— Direction —
Transcribe all of the material below word for word and leave out its pictures.
═══ Input rows
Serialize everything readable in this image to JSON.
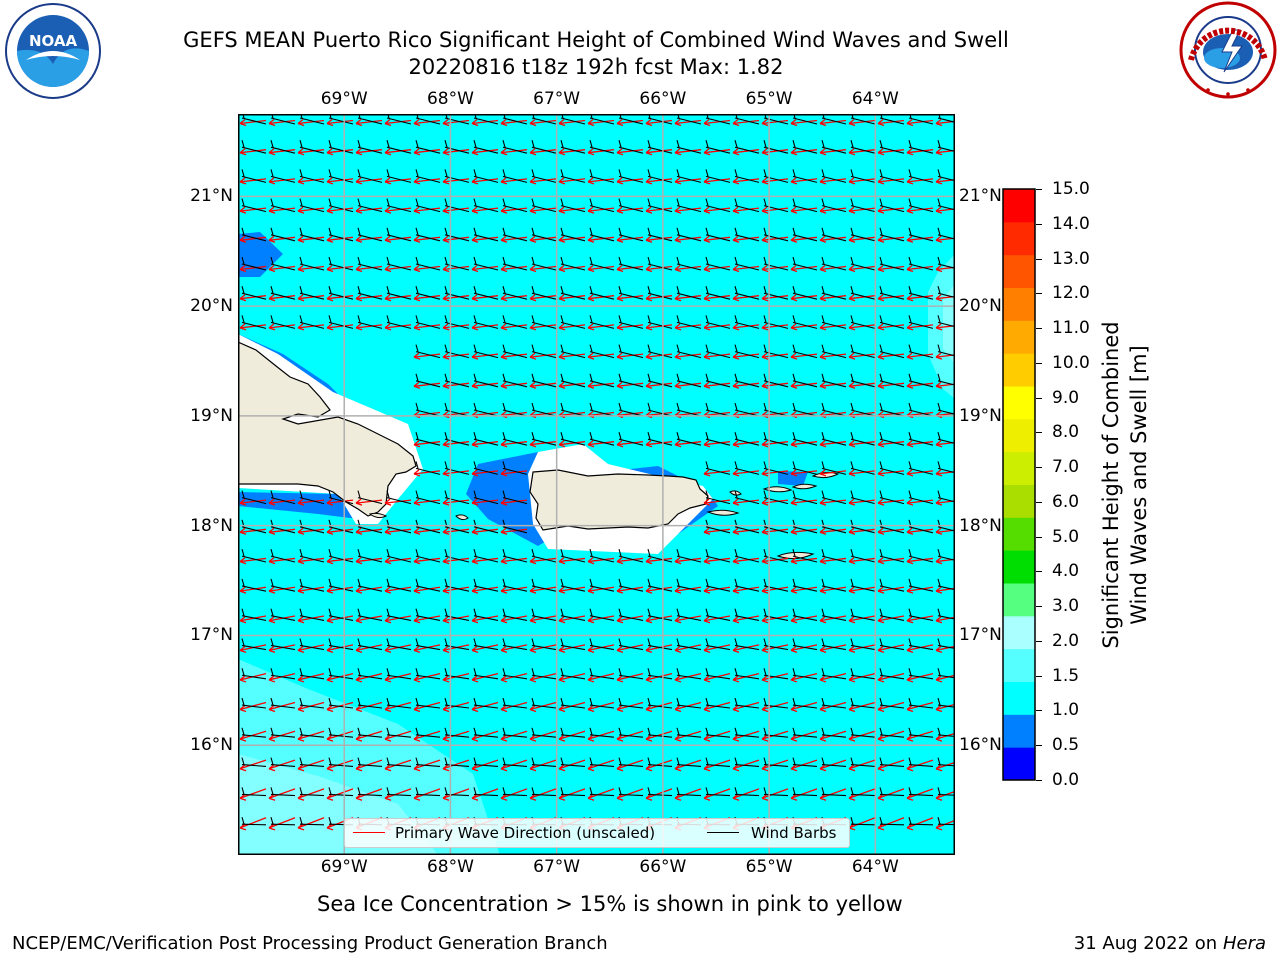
{
  "title": {
    "line1": "GEFS MEAN Puerto Rico Significant Height of Combined Wind Waves and Swell",
    "line2": "20220816 t18z 192h fcst   Max: 1.82"
  },
  "logos": {
    "left": {
      "name": "noaa-logo",
      "text": "NOAA"
    },
    "right": {
      "name": "nws-logo",
      "text": "NATIONAL WEATHER SERVICE"
    }
  },
  "map": {
    "lon_ticks": [
      "69°W",
      "68°W",
      "67°W",
      "66°W",
      "65°W",
      "64°W"
    ],
    "lat_ticks": [
      "21°N",
      "20°N",
      "19°N",
      "18°N",
      "17°N",
      "16°N"
    ],
    "lon_range": [
      -70,
      -63.25
    ],
    "lat_range": [
      15.0,
      21.75
    ],
    "grid": true,
    "colors": {
      "sea_main": "#00ffff",
      "sea_light": "#55ffff",
      "sea_lighter": "#aaffff",
      "shelter_blue": "#0080ff",
      "land": "#f0ecdc",
      "coast": "#000000",
      "wave_arrows": "#ff0000",
      "wind_barbs": "#000000"
    }
  },
  "legend": {
    "primary_wave": "Primary Wave Direction (unscaled)",
    "wind_barbs": "Wind Barbs",
    "wave_color": "#ff0000",
    "barb_color": "#000000"
  },
  "colorbar": {
    "label_line1": "Significant Height of Combined",
    "label_line2": "Wind Waves and Swell [m]",
    "ticks": [
      "0.0",
      "0.5",
      "1.0",
      "1.5",
      "2.0",
      "3.0",
      "4.0",
      "5.0",
      "6.0",
      "7.0",
      "8.0",
      "9.0",
      "10.0",
      "11.0",
      "12.0",
      "13.0",
      "14.0",
      "15.0"
    ],
    "colors": [
      "#0000ff",
      "#0080ff",
      "#00ffff",
      "#55ffff",
      "#aaffff",
      "#55ff80",
      "#00dd00",
      "#55dd00",
      "#aadd00",
      "#ccee00",
      "#eeee00",
      "#ffff00",
      "#ffcc00",
      "#ffaa00",
      "#ff8000",
      "#ff5500",
      "#ff2a00",
      "#ff0000"
    ]
  },
  "note": "Sea Ice Concentration > 15% is shown in pink to yellow",
  "footer": {
    "left": "NCEP/EMC/Verification Post Processing Product Generation Branch",
    "date": "31 Aug 2022 on",
    "host": "Hera"
  }
}
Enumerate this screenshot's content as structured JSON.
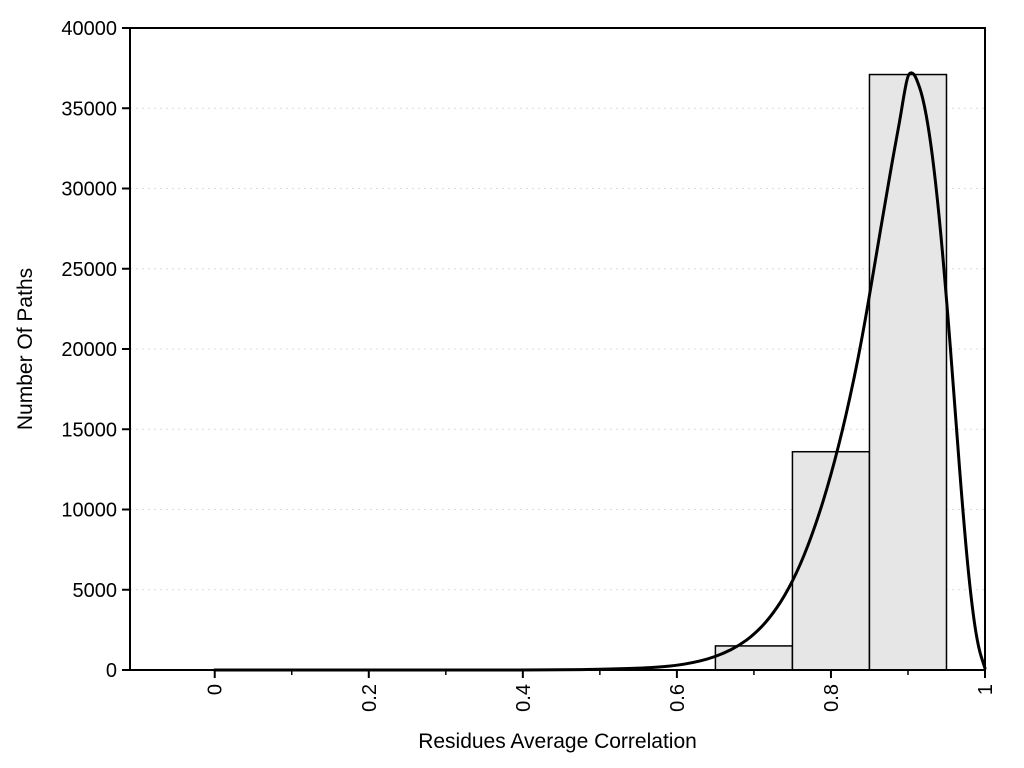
{
  "chart_data": {
    "type": "bar",
    "subtype": "histogram-with-density-curve",
    "title": "",
    "xlabel": "Residues Average Correlation",
    "ylabel": "Number Of Paths",
    "xlim": [
      -0.11,
      1.0
    ],
    "ylim": [
      0,
      40000
    ],
    "grid": "horizontal-dotted",
    "legend": "none",
    "xticks": [
      0,
      0.2,
      0.4,
      0.6,
      0.8,
      1
    ],
    "xtick_labels": [
      "0",
      "0.2",
      "0.4",
      "0.6",
      "0.8",
      "1"
    ],
    "xticks_minor": [
      0.1,
      0.3,
      0.5,
      0.7,
      0.9
    ],
    "yticks": [
      0,
      5000,
      10000,
      15000,
      20000,
      25000,
      30000,
      35000,
      40000
    ],
    "ytick_labels": [
      "0",
      "5000",
      "10000",
      "15000",
      "20000",
      "25000",
      "30000",
      "35000",
      "40000"
    ],
    "bars": [
      {
        "x0": 0.65,
        "x1": 0.75,
        "value": 1500
      },
      {
        "x0": 0.75,
        "x1": 0.85,
        "value": 13600
      },
      {
        "x0": 0.85,
        "x1": 0.95,
        "value": 37100
      }
    ],
    "curve": [
      [
        0.0,
        0
      ],
      [
        0.05,
        0
      ],
      [
        0.1,
        0
      ],
      [
        0.15,
        0
      ],
      [
        0.2,
        0
      ],
      [
        0.25,
        0
      ],
      [
        0.3,
        0
      ],
      [
        0.35,
        0
      ],
      [
        0.4,
        0
      ],
      [
        0.45,
        10
      ],
      [
        0.5,
        40
      ],
      [
        0.55,
        110
      ],
      [
        0.58,
        190
      ],
      [
        0.6,
        290
      ],
      [
        0.62,
        450
      ],
      [
        0.64,
        680
      ],
      [
        0.66,
        1020
      ],
      [
        0.68,
        1500
      ],
      [
        0.7,
        2200
      ],
      [
        0.72,
        3200
      ],
      [
        0.74,
        4600
      ],
      [
        0.76,
        6500
      ],
      [
        0.78,
        9000
      ],
      [
        0.8,
        12100
      ],
      [
        0.82,
        15900
      ],
      [
        0.84,
        20500
      ],
      [
        0.86,
        26200
      ],
      [
        0.87,
        29000
      ],
      [
        0.88,
        31800
      ],
      [
        0.89,
        34400
      ],
      [
        0.895,
        35900
      ],
      [
        0.9,
        37100
      ],
      [
        0.905,
        37250
      ],
      [
        0.91,
        37000
      ],
      [
        0.92,
        35600
      ],
      [
        0.93,
        32800
      ],
      [
        0.94,
        28600
      ],
      [
        0.95,
        23200
      ],
      [
        0.96,
        17000
      ],
      [
        0.97,
        10600
      ],
      [
        0.98,
        5200
      ],
      [
        0.99,
        1600
      ],
      [
        1.0,
        100
      ]
    ],
    "colors": {
      "bar_fill": "#e6e6e6",
      "bar_stroke": "#000000",
      "curve": "#000000",
      "axis": "#000000",
      "grid": "#dcdcdc",
      "background": "#ffffff"
    }
  }
}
══════
— Reply —
Serialize everything readable in this image to JSON.
{
  "title": {
    "line1": "GEFS MEAN Puerto Rico Significant Height of Combined Wind Waves and Swell",
    "line2": "20220816 t18z 192h fcst   Max: 1.82"
  },
  "logos": {
    "left": {
      "name": "noaa-logo",
      "text": "NOAA"
    },
    "right": {
      "name": "nws-logo",
      "text": "NATIONAL WEATHER SERVICE"
    }
  },
  "map": {
    "lon_ticks": [
      "69°W",
      "68°W",
      "67°W",
      "66°W",
      "65°W",
      "64°W"
    ],
    "lat_ticks": [
      "21°N",
      "20°N",
      "19°N",
      "18°N",
      "17°N",
      "16°N"
    ],
    "lon_range": [
      -70,
      -63.25
    ],
    "lat_range": [
      15.0,
      21.75
    ],
    "grid": true,
    "colors": {
      "sea_main": "#00ffff",
      "sea_light": "#55ffff",
      "sea_lighter": "#aaffff",
      "shelter_blue": "#0080ff",
      "land": "#f0ecdc",
      "coast": "#000000",
      "wave_arrows": "#ff0000",
      "wind_barbs": "#000000"
    }
  },
  "legend": {
    "primary_wave": "Primary Wave Direction (unscaled)",
    "wind_barbs": "Wind Barbs",
    "wave_color": "#ff0000",
    "barb_color": "#000000"
  },
  "colorbar": {
    "label_line1": "Significant Height of Combined",
    "label_line2": "Wind Waves and Swell [m]",
    "ticks": [
      "0.0",
      "0.5",
      "1.0",
      "1.5",
      "2.0",
      "3.0",
      "4.0",
      "5.0",
      "6.0",
      "7.0",
      "8.0",
      "9.0",
      "10.0",
      "11.0",
      "12.0",
      "13.0",
      "14.0",
      "15.0"
    ],
    "colors": [
      "#0000ff",
      "#0080ff",
      "#00ffff",
      "#55ffff",
      "#aaffff",
      "#55ff80",
      "#00dd00",
      "#55dd00",
      "#aadd00",
      "#ccee00",
      "#eeee00",
      "#ffff00",
      "#ffcc00",
      "#ffaa00",
      "#ff8000",
      "#ff5500",
      "#ff2a00",
      "#ff0000"
    ]
  },
  "note": "Sea Ice Concentration > 15% is shown in pink to yellow",
  "footer": {
    "left": "NCEP/EMC/Verification Post Processing Product Generation Branch",
    "date": "31 Aug 2022 on",
    "host": "Hera"
  }
}
Enumerate this screenshot's content as structured JSON.
{
  "chart_data": {
    "type": "bar",
    "subtype": "histogram-with-density-curve",
    "title": "",
    "xlabel": "Residues Average Correlation",
    "ylabel": "Number Of Paths",
    "xlim": [
      -0.11,
      1.0
    ],
    "ylim": [
      0,
      40000
    ],
    "grid": "horizontal-dotted",
    "legend": "none",
    "xticks": [
      0,
      0.2,
      0.4,
      0.6,
      0.8,
      1
    ],
    "xtick_labels": [
      "0",
      "0.2",
      "0.4",
      "0.6",
      "0.8",
      "1"
    ],
    "xticks_minor": [
      0.1,
      0.3,
      0.5,
      0.7,
      0.9
    ],
    "yticks": [
      0,
      5000,
      10000,
      15000,
      20000,
      25000,
      30000,
      35000,
      40000
    ],
    "ytick_labels": [
      "0",
      "5000",
      "10000",
      "15000",
      "20000",
      "25000",
      "30000",
      "35000",
      "40000"
    ],
    "bars": [
      {
        "x0": 0.65,
        "x1": 0.75,
        "value": 1500
      },
      {
        "x0": 0.75,
        "x1": 0.85,
        "value": 13600
      },
      {
        "x0": 0.85,
        "x1": 0.95,
        "value": 37100
      }
    ],
    "curve": [
      [
        0.0,
        0
      ],
      [
        0.05,
        0
      ],
      [
        0.1,
        0
      ],
      [
        0.15,
        0
      ],
      [
        0.2,
        0
      ],
      [
        0.25,
        0
      ],
      [
        0.3,
        0
      ],
      [
        0.35,
        0
      ],
      [
        0.4,
        0
      ],
      [
        0.45,
        10
      ],
      [
        0.5,
        40
      ],
      [
        0.55,
        110
      ],
      [
        0.58,
        190
      ],
      [
        0.6,
        290
      ],
      [
        0.62,
        450
      ],
      [
        0.64,
        680
      ],
      [
        0.66,
        1020
      ],
      [
        0.68,
        1500
      ],
      [
        0.7,
        2200
      ],
      [
        0.72,
        3200
      ],
      [
        0.74,
        4600
      ],
      [
        0.76,
        6500
      ],
      [
        0.78,
        9000
      ],
      [
        0.8,
        12100
      ],
      [
        0.82,
        15900
      ],
      [
        0.84,
        20500
      ],
      [
        0.86,
        26200
      ],
      [
        0.87,
        29000
      ],
      [
        0.88,
        31800
      ],
      [
        0.89,
        34400
      ],
      [
        0.895,
        35900
      ],
      [
        0.9,
        37100
      ],
      [
        0.905,
        37250
      ],
      [
        0.91,
        37000
      ],
      [
        0.92,
        35600
      ],
      [
        0.93,
        32800
      ],
      [
        0.94,
        28600
      ],
      [
        0.95,
        23200
      ],
      [
        0.96,
        17000
      ],
      [
        0.97,
        10600
      ],
      [
        0.98,
        5200
      ],
      [
        0.99,
        1600
      ],
      [
        1.0,
        100
      ]
    ],
    "colors": {
      "bar_fill": "#e6e6e6",
      "bar_stroke": "#000000",
      "curve": "#000000",
      "axis": "#000000",
      "grid": "#dcdcdc",
      "background": "#ffffff"
    }
  }
}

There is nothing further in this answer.